-- START --

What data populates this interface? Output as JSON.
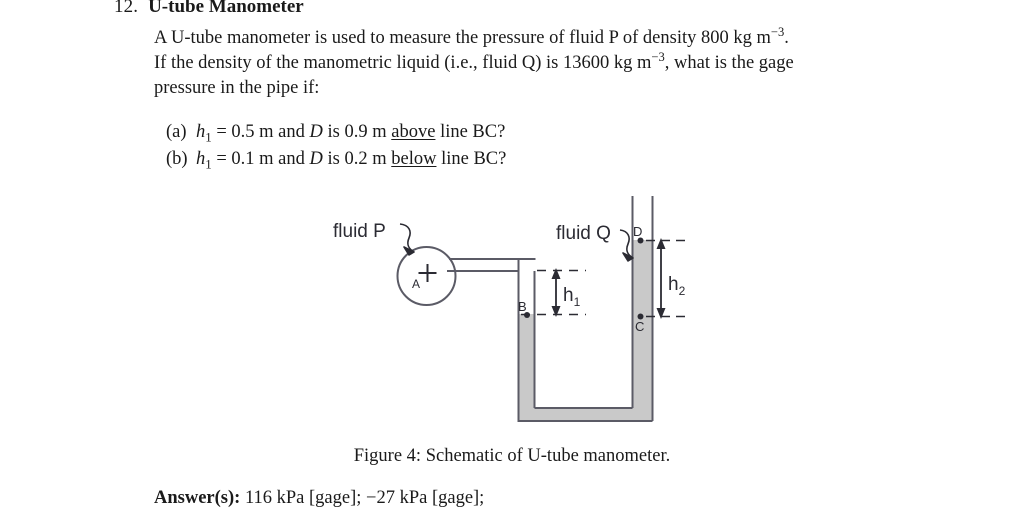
{
  "problem": {
    "number": "12.",
    "title": "U-tube Manometer",
    "body_line1_a": "A U-tube manometer is used to measure the pressure of fluid P of density 800 kg m",
    "body_line1_exp": "−3",
    "body_line1_b": ".",
    "body_line2_a": "If the density of the manometric liquid (i.e., fluid Q) is 13600 kg m",
    "body_line2_exp": "−3",
    "body_line2_b": ", what is the gage",
    "body_line3": "pressure in the pipe if:",
    "items": [
      {
        "label": "(a)",
        "var": "h",
        "sub": "1",
        "eq": "= 0.5 m and",
        "var2": "D",
        "mid": "is 0.9 m",
        "emph": "above",
        "tail": "line BC?"
      },
      {
        "label": "(b)",
        "var": "h",
        "sub": "1",
        "eq": "= 0.1 m and",
        "var2": "D",
        "mid": "is 0.2 m",
        "emph": "below",
        "tail": "line BC?"
      }
    ]
  },
  "figure": {
    "caption": "Figure 4: Schematic of U-tube manometer.",
    "labels": {
      "fluid_p": "fluid P",
      "fluid_q": "fluid Q",
      "point_a": "A",
      "point_b": "B",
      "point_c": "C",
      "point_d": "D",
      "h1": "h",
      "h1_sub": "1",
      "h2": "h",
      "h2_sub": "2"
    },
    "colors": {
      "fluid_fill": "#c9c9c9",
      "outline": "#4a4a55",
      "ink": "#2b2b33"
    }
  },
  "answer": {
    "label": "Answer(s):",
    "value": "116 kPa [gage]; −27 kPa [gage];"
  }
}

-- END --

Check every line of the listing for the string "density" and report how many lines have it, as a number alone.

Completed task - 2